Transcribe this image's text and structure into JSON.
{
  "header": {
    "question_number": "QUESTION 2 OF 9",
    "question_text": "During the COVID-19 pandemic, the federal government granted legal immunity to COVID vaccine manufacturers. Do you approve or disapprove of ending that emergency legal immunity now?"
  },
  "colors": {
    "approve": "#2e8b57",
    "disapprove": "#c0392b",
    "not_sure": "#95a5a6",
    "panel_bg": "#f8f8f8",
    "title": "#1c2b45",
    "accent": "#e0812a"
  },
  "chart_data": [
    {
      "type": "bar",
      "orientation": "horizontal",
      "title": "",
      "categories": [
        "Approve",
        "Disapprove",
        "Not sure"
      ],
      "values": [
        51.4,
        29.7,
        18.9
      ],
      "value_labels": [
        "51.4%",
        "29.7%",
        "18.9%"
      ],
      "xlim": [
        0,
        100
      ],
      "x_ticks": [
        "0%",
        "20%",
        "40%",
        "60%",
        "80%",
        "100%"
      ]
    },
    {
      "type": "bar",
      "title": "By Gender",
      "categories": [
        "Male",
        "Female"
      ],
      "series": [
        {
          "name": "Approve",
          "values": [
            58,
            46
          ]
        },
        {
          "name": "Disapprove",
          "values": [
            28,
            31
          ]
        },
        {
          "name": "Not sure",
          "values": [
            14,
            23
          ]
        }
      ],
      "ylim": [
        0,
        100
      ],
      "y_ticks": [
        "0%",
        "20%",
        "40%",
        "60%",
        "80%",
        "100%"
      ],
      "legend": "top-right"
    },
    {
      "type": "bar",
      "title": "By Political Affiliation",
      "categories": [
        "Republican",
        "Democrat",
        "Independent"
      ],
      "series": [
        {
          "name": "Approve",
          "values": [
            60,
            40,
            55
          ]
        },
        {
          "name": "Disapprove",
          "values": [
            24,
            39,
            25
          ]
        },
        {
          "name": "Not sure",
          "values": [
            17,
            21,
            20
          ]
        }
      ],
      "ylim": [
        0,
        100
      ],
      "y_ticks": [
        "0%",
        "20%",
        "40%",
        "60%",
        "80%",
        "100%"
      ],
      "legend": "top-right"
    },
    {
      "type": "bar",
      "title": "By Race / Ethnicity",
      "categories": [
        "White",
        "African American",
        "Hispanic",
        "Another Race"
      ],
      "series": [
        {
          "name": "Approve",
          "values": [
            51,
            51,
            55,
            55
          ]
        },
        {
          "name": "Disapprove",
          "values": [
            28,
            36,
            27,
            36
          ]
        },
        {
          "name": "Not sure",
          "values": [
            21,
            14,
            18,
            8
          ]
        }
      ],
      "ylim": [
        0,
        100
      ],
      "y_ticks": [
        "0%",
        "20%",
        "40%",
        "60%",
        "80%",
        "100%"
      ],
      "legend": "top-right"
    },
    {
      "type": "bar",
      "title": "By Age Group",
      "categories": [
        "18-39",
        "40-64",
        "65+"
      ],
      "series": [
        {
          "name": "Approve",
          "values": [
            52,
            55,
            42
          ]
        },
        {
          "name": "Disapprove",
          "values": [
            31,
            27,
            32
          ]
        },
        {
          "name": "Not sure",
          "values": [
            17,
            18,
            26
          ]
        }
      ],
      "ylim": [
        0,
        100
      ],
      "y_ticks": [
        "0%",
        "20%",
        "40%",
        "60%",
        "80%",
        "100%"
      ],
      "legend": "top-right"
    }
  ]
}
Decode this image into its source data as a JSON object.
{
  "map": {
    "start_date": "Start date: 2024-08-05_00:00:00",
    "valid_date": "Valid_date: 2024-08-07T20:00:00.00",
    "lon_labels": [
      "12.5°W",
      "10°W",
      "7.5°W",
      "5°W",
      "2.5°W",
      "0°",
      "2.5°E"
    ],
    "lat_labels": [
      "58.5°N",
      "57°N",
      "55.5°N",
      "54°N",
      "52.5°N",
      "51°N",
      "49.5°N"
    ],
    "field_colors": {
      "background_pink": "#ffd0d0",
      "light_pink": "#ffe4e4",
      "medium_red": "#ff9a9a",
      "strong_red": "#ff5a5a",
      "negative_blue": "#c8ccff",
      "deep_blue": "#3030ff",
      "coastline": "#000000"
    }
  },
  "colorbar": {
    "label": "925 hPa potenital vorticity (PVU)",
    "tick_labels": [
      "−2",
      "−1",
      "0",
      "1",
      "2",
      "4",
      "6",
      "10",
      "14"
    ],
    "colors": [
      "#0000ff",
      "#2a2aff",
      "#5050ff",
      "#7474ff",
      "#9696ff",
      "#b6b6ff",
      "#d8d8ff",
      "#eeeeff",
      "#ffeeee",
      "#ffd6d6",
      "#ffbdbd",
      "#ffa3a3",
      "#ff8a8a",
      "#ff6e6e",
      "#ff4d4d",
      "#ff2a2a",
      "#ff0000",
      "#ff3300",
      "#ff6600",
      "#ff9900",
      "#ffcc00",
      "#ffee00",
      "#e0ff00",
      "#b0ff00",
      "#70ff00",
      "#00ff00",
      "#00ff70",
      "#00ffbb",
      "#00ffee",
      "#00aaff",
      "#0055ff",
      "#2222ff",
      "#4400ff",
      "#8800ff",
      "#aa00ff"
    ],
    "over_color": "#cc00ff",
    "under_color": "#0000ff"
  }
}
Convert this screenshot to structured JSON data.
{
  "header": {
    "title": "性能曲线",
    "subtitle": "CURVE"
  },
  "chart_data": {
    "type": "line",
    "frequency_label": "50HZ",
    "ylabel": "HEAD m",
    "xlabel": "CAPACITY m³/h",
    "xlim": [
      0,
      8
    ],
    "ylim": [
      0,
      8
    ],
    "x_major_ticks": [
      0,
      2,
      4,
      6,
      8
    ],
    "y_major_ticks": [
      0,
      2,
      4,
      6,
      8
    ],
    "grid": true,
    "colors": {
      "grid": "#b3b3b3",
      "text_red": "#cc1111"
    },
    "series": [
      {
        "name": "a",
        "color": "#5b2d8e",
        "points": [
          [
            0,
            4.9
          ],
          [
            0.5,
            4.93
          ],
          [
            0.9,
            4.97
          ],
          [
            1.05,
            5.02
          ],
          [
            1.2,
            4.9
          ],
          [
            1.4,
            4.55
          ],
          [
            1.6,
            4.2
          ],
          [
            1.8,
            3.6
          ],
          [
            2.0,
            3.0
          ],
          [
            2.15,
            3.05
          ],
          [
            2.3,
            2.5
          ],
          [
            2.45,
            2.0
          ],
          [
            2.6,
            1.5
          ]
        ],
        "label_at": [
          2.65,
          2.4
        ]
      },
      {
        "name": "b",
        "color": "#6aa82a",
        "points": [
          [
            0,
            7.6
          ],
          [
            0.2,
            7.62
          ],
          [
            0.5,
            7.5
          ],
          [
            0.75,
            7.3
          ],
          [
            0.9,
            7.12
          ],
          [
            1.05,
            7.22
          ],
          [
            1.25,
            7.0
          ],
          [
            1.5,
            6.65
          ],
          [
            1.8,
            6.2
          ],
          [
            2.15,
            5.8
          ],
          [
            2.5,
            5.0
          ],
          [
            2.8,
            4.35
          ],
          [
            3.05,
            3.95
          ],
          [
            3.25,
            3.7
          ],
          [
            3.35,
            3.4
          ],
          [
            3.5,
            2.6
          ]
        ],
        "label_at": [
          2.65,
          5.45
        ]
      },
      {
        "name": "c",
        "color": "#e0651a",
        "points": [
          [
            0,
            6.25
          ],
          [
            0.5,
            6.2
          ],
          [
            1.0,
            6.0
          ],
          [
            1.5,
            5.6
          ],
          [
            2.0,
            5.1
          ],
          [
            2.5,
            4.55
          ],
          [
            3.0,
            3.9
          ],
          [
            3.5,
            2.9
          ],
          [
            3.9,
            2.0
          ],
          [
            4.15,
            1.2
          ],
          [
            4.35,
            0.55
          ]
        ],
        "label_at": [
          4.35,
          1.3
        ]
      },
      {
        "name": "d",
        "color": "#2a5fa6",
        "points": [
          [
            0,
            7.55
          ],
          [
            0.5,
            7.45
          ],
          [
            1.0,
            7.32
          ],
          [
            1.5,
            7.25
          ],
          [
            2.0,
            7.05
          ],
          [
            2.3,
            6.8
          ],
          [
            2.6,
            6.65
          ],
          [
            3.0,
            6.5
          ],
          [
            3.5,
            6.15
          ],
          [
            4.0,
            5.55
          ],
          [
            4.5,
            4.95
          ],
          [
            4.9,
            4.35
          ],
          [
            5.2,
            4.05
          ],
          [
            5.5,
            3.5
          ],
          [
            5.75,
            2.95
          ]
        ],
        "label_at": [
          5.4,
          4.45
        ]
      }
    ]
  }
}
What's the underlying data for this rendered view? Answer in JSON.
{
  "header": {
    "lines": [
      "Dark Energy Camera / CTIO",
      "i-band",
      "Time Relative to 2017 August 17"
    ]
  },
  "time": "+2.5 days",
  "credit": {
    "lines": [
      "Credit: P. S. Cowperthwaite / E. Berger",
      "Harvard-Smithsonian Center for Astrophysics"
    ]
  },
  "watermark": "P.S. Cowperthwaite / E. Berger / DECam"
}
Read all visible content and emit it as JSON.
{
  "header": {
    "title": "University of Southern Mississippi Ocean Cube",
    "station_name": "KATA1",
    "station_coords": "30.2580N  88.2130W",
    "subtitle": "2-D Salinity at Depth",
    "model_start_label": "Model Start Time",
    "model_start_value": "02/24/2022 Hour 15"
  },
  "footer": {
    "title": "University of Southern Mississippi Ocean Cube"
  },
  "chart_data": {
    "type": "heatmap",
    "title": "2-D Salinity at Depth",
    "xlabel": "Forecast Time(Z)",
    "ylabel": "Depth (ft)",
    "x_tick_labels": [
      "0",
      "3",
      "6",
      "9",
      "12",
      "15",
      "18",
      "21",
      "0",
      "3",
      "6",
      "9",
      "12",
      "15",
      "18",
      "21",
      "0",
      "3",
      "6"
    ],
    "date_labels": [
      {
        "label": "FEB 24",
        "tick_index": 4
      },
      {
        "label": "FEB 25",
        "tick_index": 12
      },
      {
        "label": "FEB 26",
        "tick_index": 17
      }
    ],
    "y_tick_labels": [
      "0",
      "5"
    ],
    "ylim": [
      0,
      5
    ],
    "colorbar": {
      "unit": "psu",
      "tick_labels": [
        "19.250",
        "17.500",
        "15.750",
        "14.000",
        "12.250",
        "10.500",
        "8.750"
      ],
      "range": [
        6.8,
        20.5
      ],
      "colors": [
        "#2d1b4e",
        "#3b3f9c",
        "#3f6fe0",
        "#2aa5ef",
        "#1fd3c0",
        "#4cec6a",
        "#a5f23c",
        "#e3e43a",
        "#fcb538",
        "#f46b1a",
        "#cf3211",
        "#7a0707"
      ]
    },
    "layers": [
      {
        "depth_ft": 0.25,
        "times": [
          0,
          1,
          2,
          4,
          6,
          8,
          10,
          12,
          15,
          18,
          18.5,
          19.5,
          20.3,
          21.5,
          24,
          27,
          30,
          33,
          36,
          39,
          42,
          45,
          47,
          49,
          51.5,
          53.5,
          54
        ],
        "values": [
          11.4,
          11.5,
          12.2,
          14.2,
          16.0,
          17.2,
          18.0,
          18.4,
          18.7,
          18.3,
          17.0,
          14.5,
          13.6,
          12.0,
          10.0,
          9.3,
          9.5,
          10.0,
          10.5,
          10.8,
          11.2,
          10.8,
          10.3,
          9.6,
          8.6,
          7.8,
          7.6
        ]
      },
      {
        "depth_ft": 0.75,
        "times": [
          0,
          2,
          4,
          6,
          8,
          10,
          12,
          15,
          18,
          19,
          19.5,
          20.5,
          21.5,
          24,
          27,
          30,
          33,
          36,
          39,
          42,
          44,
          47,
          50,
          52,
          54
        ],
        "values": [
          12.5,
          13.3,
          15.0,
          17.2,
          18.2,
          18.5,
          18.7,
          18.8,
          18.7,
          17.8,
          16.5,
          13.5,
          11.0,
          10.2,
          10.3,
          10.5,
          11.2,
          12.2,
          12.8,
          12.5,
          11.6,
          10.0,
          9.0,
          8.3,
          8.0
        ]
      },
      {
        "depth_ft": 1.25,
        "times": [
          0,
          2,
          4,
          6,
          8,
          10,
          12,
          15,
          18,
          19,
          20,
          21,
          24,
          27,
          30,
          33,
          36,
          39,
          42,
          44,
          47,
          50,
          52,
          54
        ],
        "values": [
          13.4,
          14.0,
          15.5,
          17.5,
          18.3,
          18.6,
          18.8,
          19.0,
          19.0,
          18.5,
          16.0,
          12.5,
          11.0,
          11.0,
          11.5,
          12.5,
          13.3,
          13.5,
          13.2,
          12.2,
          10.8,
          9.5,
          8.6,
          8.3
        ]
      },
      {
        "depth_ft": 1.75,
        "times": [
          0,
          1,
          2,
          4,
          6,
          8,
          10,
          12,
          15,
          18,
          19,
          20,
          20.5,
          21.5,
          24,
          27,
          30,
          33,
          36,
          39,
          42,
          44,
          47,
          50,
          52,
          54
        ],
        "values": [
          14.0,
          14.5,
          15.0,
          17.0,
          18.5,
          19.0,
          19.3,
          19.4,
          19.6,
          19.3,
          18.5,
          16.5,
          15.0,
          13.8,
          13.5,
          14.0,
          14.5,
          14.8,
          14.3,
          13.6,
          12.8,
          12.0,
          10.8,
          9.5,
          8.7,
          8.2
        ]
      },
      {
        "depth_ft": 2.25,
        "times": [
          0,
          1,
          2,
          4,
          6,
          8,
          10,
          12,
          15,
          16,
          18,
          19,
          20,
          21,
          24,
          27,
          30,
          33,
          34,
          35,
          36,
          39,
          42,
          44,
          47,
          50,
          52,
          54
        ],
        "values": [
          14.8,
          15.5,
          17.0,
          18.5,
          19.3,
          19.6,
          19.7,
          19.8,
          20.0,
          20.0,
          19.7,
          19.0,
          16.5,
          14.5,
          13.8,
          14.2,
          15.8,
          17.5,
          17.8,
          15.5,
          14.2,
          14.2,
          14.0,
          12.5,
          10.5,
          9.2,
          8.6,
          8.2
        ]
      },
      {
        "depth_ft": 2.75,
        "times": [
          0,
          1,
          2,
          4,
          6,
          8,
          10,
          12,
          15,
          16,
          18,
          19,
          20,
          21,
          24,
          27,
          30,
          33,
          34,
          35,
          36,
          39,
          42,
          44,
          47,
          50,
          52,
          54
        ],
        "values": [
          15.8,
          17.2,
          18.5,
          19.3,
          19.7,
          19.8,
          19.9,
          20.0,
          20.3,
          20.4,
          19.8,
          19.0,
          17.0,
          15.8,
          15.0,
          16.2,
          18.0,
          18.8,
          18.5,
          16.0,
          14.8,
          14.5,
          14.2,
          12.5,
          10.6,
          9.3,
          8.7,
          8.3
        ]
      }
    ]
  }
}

**What the task asks**
Using the listing above, pull out all lines that hold the word "Cube".

**Result**
    "title": "University of Southern Mississippi Ocean Cube",
    "title": "University of Southern Mississippi Ocean Cube"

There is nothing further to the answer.